# [Working data]
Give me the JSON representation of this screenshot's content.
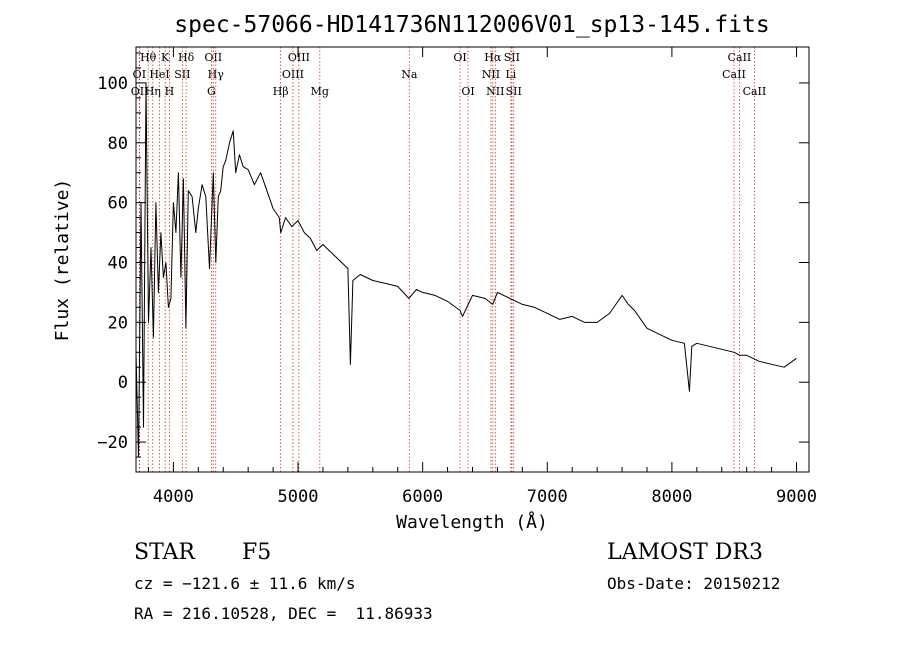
{
  "chart_data": {
    "type": "line",
    "title": "spec-57066-HD141736N112006V01_sp13-145.fits",
    "xlabel": "Wavelength (Å)",
    "ylabel": "Flux (relative)",
    "xlim": [
      3700,
      9100
    ],
    "ylim": [
      -30,
      112
    ],
    "xticks": [
      4000,
      5000,
      6000,
      7000,
      8000,
      9000
    ],
    "yticks": [
      -20,
      0,
      20,
      40,
      60,
      80,
      100
    ],
    "series": [
      {
        "name": "spectrum",
        "x": [
          3700,
          3720,
          3740,
          3760,
          3780,
          3800,
          3820,
          3840,
          3860,
          3880,
          3900,
          3920,
          3940,
          3960,
          3980,
          4000,
          4020,
          4040,
          4060,
          4080,
          4100,
          4120,
          4150,
          4180,
          4200,
          4230,
          4260,
          4290,
          4320,
          4340,
          4360,
          4380,
          4400,
          4420,
          4450,
          4480,
          4500,
          4530,
          4560,
          4600,
          4650,
          4700,
          4750,
          4800,
          4850,
          4861,
          4900,
          4950,
          5000,
          5050,
          5100,
          5150,
          5200,
          5300,
          5400,
          5420,
          5440,
          5500,
          5600,
          5700,
          5800,
          5890,
          5950,
          6000,
          6100,
          6200,
          6300,
          6320,
          6400,
          6500,
          6562,
          6600,
          6700,
          6800,
          6900,
          7000,
          7100,
          7200,
          7300,
          7400,
          7500,
          7600,
          7650,
          7700,
          7800,
          7900,
          8000,
          8100,
          8140,
          8160,
          8200,
          8300,
          8400,
          8500,
          8542,
          8600,
          8700,
          8800,
          8900,
          9000
        ],
        "values": [
          10,
          -25,
          60,
          -15,
          100,
          20,
          45,
          15,
          60,
          30,
          50,
          35,
          40,
          25,
          28,
          60,
          50,
          70,
          35,
          68,
          18,
          64,
          62,
          50,
          58,
          66,
          62,
          38,
          70,
          40,
          62,
          64,
          72,
          74,
          80,
          84,
          70,
          76,
          72,
          71,
          66,
          70,
          64,
          58,
          55,
          50,
          55,
          52,
          54,
          50,
          48,
          44,
          46,
          42,
          38,
          6,
          34,
          36,
          34,
          33,
          32,
          28,
          31,
          30,
          29,
          27,
          24,
          22,
          29,
          28,
          26,
          30,
          28,
          26,
          25,
          23,
          21,
          22,
          20,
          20,
          23,
          29,
          26,
          24,
          18,
          16,
          14,
          13,
          -3,
          12,
          13,
          12,
          11,
          10,
          9,
          9,
          7,
          6,
          5,
          8
        ]
      }
    ],
    "lines": [
      {
        "label": "Hθ",
        "x": 3798,
        "row": 0
      },
      {
        "label": "K",
        "x": 3934,
        "row": 0
      },
      {
        "label": "Hδ",
        "x": 4102,
        "row": 0
      },
      {
        "label": "OII",
        "x": 4320,
        "row": 0
      },
      {
        "label": "OIII",
        "x": 5007,
        "row": 0
      },
      {
        "label": "OI",
        "x": 6300,
        "row": 0
      },
      {
        "label": "Hα",
        "x": 6563,
        "row": 0
      },
      {
        "label": "SII",
        "x": 6716,
        "row": 0
      },
      {
        "label": "CaII",
        "x": 8542,
        "row": 0
      },
      {
        "label": "OI",
        "x": 3727,
        "row": 1
      },
      {
        "label": "HeI",
        "x": 3889,
        "row": 1
      },
      {
        "label": "SII",
        "x": 4072,
        "row": 1
      },
      {
        "label": "Hγ",
        "x": 4340,
        "row": 1
      },
      {
        "label": "OIII",
        "x": 4959,
        "row": 1
      },
      {
        "label": "Na",
        "x": 5893,
        "row": 1
      },
      {
        "label": "NII",
        "x": 6548,
        "row": 1
      },
      {
        "label": "Li",
        "x": 6708,
        "row": 1
      },
      {
        "label": "CaII",
        "x": 8498,
        "row": 1
      },
      {
        "label": "OII",
        "x": 3729,
        "row": 2
      },
      {
        "label": "Hη",
        "x": 3835,
        "row": 2
      },
      {
        "label": "H",
        "x": 3968,
        "row": 2
      },
      {
        "label": "G",
        "x": 4305,
        "row": 2
      },
      {
        "label": "Hβ",
        "x": 4861,
        "row": 2
      },
      {
        "label": "Mg",
        "x": 5175,
        "row": 2
      },
      {
        "label": "OI",
        "x": 6364,
        "row": 2
      },
      {
        "label": "NII",
        "x": 6583,
        "row": 2
      },
      {
        "label": "SII",
        "x": 6731,
        "row": 2
      },
      {
        "label": "CaII",
        "x": 8662,
        "row": 2
      }
    ]
  },
  "info": {
    "object_class": "STAR",
    "subclass": "F5",
    "survey": "LAMOST DR3",
    "cz": "cz = −121.6 ± 11.6 km/s",
    "obs_date": "Obs-Date: 20150212",
    "radec": "RA = 216.10528, DEC =  11.86933"
  },
  "colors": {
    "spectrum": "#000000",
    "lines": "#c0392b",
    "axes": "#000000"
  }
}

# [Exercise objective]
Copy out each line exactly, without the pictures.

# [Task solution]
Give me the JSON representation of this screenshot's content.
{
  "chart_data": {
    "type": "line",
    "title": "spec-57066-HD141736N112006V01_sp13-145.fits",
    "xlabel": "Wavelength (Å)",
    "ylabel": "Flux (relative)",
    "xlim": [
      3700,
      9100
    ],
    "ylim": [
      -30,
      112
    ],
    "xticks": [
      4000,
      5000,
      6000,
      7000,
      8000,
      9000
    ],
    "yticks": [
      -20,
      0,
      20,
      40,
      60,
      80,
      100
    ],
    "series": [
      {
        "name": "spectrum",
        "x": [
          3700,
          3720,
          3740,
          3760,
          3780,
          3800,
          3820,
          3840,
          3860,
          3880,
          3900,
          3920,
          3940,
          3960,
          3980,
          4000,
          4020,
          4040,
          4060,
          4080,
          4100,
          4120,
          4150,
          4180,
          4200,
          4230,
          4260,
          4290,
          4320,
          4340,
          4360,
          4380,
          4400,
          4420,
          4450,
          4480,
          4500,
          4530,
          4560,
          4600,
          4650,
          4700,
          4750,
          4800,
          4850,
          4861,
          4900,
          4950,
          5000,
          5050,
          5100,
          5150,
          5200,
          5300,
          5400,
          5420,
          5440,
          5500,
          5600,
          5700,
          5800,
          5890,
          5950,
          6000,
          6100,
          6200,
          6300,
          6320,
          6400,
          6500,
          6562,
          6600,
          6700,
          6800,
          6900,
          7000,
          7100,
          7200,
          7300,
          7400,
          7500,
          7600,
          7650,
          7700,
          7800,
          7900,
          8000,
          8100,
          8140,
          8160,
          8200,
          8300,
          8400,
          8500,
          8542,
          8600,
          8700,
          8800,
          8900,
          9000
        ],
        "values": [
          10,
          -25,
          60,
          -15,
          100,
          20,
          45,
          15,
          60,
          30,
          50,
          35,
          40,
          25,
          28,
          60,
          50,
          70,
          35,
          68,
          18,
          64,
          62,
          50,
          58,
          66,
          62,
          38,
          70,
          40,
          62,
          64,
          72,
          74,
          80,
          84,
          70,
          76,
          72,
          71,
          66,
          70,
          64,
          58,
          55,
          50,
          55,
          52,
          54,
          50,
          48,
          44,
          46,
          42,
          38,
          6,
          34,
          36,
          34,
          33,
          32,
          28,
          31,
          30,
          29,
          27,
          24,
          22,
          29,
          28,
          26,
          30,
          28,
          26,
          25,
          23,
          21,
          22,
          20,
          20,
          23,
          29,
          26,
          24,
          18,
          16,
          14,
          13,
          -3,
          12,
          13,
          12,
          11,
          10,
          9,
          9,
          7,
          6,
          5,
          8
        ]
      }
    ],
    "lines": [
      {
        "label": "Hθ",
        "x": 3798,
        "row": 0
      },
      {
        "label": "K",
        "x": 3934,
        "row": 0
      },
      {
        "label": "Hδ",
        "x": 4102,
        "row": 0
      },
      {
        "label": "OII",
        "x": 4320,
        "row": 0
      },
      {
        "label": "OIII",
        "x": 5007,
        "row": 0
      },
      {
        "label": "OI",
        "x": 6300,
        "row": 0
      },
      {
        "label": "Hα",
        "x": 6563,
        "row": 0
      },
      {
        "label": "SII",
        "x": 6716,
        "row": 0
      },
      {
        "label": "CaII",
        "x": 8542,
        "row": 0
      },
      {
        "label": "OI",
        "x": 3727,
        "row": 1
      },
      {
        "label": "HeI",
        "x": 3889,
        "row": 1
      },
      {
        "label": "SII",
        "x": 4072,
        "row": 1
      },
      {
        "label": "Hγ",
        "x": 4340,
        "row": 1
      },
      {
        "label": "OIII",
        "x": 4959,
        "row": 1
      },
      {
        "label": "Na",
        "x": 5893,
        "row": 1
      },
      {
        "label": "NII",
        "x": 6548,
        "row": 1
      },
      {
        "label": "Li",
        "x": 6708,
        "row": 1
      },
      {
        "label": "CaII",
        "x": 8498,
        "row": 1
      },
      {
        "label": "OII",
        "x": 3729,
        "row": 2
      },
      {
        "label": "Hη",
        "x": 3835,
        "row": 2
      },
      {
        "label": "H",
        "x": 3968,
        "row": 2
      },
      {
        "label": "G",
        "x": 4305,
        "row": 2
      },
      {
        "label": "Hβ",
        "x": 4861,
        "row": 2
      },
      {
        "label": "Mg",
        "x": 5175,
        "row": 2
      },
      {
        "label": "OI",
        "x": 6364,
        "row": 2
      },
      {
        "label": "NII",
        "x": 6583,
        "row": 2
      },
      {
        "label": "SII",
        "x": 6731,
        "row": 2
      },
      {
        "label": "CaII",
        "x": 8662,
        "row": 2
      }
    ]
  },
  "info": {
    "object_class": "STAR",
    "subclass": "F5",
    "survey": "LAMOST DR3",
    "cz": "cz = −121.6 ± 11.6 km/s",
    "obs_date": "Obs-Date: 20150212",
    "radec": "RA = 216.10528, DEC =  11.86933"
  },
  "colors": {
    "spectrum": "#000000",
    "lines": "#c0392b",
    "axes": "#000000"
  }
}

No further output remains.